▸ **GIVEN DATA**:
━━━━━━━━━━━━━━━━━━━━━━━━━━━━━━

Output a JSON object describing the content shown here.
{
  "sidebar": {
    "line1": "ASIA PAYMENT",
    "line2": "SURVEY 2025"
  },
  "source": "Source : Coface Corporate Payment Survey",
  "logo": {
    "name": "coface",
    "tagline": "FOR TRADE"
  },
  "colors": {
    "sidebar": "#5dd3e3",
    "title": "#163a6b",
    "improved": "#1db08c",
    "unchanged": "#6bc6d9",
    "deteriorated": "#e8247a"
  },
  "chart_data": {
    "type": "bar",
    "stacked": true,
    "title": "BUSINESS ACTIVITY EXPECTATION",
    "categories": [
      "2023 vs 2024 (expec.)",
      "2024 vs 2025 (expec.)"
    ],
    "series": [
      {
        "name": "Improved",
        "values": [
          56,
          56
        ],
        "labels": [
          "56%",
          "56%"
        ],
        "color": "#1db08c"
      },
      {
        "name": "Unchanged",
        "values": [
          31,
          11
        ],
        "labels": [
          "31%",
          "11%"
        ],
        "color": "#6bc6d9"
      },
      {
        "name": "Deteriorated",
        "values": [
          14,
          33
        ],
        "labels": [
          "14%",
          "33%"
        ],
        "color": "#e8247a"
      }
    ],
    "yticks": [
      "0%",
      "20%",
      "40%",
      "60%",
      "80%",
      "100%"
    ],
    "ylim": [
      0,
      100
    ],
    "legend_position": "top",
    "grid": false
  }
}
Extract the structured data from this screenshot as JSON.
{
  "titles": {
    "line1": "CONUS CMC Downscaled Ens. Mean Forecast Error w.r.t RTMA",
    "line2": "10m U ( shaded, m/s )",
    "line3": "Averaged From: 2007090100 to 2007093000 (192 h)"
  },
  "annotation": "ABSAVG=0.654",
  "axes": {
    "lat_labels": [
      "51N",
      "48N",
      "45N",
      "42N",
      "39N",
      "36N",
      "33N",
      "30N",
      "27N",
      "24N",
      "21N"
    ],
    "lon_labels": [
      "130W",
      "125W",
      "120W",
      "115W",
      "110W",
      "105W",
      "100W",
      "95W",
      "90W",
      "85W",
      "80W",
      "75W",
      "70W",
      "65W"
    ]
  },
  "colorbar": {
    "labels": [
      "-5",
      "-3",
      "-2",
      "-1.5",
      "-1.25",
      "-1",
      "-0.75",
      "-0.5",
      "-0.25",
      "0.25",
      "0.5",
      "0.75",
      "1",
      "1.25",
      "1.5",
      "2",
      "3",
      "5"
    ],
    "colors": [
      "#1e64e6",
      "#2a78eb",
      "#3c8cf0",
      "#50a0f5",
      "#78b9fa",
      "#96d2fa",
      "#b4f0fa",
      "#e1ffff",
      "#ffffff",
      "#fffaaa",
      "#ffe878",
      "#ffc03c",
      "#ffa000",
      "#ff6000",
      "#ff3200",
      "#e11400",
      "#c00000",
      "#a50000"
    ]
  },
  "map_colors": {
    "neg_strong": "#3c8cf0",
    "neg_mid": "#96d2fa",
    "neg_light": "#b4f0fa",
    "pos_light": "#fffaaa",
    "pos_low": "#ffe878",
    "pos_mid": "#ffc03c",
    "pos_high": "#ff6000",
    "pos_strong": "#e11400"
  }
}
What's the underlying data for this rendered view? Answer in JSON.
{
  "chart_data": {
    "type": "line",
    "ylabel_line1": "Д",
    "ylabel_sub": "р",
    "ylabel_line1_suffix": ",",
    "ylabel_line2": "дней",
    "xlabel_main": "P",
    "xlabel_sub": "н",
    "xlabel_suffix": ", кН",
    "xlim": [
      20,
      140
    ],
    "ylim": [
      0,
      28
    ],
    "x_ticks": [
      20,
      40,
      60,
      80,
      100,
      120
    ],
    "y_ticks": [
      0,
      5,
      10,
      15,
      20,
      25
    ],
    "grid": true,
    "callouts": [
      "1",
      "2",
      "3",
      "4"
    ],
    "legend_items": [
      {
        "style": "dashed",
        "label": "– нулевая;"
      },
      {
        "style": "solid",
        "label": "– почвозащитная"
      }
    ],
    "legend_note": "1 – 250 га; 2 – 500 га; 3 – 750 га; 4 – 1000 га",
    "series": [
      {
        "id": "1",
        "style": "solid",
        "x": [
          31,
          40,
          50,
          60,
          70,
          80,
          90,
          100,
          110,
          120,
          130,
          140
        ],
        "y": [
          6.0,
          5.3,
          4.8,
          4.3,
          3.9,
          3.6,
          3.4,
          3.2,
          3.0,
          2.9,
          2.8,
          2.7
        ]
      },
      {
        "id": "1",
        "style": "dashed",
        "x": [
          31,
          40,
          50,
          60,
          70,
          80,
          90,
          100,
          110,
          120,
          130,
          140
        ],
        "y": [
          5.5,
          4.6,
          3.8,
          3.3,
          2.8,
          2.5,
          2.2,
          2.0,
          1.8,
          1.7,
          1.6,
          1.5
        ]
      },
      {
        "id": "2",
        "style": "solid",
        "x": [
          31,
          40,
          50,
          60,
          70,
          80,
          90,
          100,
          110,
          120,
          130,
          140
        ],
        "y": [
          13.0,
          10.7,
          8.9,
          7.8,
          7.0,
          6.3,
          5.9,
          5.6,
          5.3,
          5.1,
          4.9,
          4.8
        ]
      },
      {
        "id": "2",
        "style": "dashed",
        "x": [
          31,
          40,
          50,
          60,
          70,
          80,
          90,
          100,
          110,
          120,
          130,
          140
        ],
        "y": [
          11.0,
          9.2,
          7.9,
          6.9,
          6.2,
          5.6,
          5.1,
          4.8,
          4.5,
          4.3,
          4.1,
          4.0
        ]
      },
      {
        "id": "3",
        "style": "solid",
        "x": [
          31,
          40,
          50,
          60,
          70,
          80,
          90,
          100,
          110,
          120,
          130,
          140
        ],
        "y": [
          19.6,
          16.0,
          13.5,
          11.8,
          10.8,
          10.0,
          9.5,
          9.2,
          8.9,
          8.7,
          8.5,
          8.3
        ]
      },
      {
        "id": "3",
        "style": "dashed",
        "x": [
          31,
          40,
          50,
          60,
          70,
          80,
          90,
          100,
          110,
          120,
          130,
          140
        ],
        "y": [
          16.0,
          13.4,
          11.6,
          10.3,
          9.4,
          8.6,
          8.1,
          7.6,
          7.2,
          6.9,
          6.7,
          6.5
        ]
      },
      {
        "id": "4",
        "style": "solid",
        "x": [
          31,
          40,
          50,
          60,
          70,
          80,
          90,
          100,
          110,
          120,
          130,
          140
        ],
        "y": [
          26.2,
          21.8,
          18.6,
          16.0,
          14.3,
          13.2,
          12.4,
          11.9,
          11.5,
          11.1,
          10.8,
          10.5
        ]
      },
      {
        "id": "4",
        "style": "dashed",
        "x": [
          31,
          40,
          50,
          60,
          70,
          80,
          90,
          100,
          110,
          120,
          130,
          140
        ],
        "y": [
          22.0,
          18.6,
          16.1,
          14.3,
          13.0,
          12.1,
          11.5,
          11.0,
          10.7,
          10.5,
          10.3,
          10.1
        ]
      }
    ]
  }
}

━━━━━━━━━━━━━━━━━━━━━━━━━━━━━━

▸ **DIRECTION**: Say how many lines include the word "this"; reply with the number alone.

▸ **ANSWER IN FULL**: 2